BEGIN DATA IN THIS EXERCISE

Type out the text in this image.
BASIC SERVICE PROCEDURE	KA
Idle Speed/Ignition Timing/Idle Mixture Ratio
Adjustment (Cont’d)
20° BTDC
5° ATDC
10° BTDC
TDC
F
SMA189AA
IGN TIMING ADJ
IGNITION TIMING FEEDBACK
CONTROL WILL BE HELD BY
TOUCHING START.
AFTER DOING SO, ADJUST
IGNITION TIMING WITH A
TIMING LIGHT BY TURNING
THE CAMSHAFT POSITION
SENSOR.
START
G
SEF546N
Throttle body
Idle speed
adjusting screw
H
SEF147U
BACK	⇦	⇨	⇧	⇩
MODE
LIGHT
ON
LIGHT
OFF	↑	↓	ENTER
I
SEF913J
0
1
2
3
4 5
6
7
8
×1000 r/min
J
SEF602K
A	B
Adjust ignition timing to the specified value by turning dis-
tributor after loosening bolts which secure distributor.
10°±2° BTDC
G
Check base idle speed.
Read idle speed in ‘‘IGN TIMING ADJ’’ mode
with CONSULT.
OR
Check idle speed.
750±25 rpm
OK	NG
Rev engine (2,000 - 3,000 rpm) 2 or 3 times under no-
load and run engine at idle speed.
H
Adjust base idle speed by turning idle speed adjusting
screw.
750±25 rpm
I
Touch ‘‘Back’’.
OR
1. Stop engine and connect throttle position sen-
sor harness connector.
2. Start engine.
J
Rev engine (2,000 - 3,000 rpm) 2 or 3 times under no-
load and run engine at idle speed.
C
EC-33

END DATA IN THIS EXERCISE

→ EXERCISE INSTRUCTIONS:
Copy all the lines above that hold the string "Check".

→ TASK OUTPUT:
Check base idle speed.
Check idle speed.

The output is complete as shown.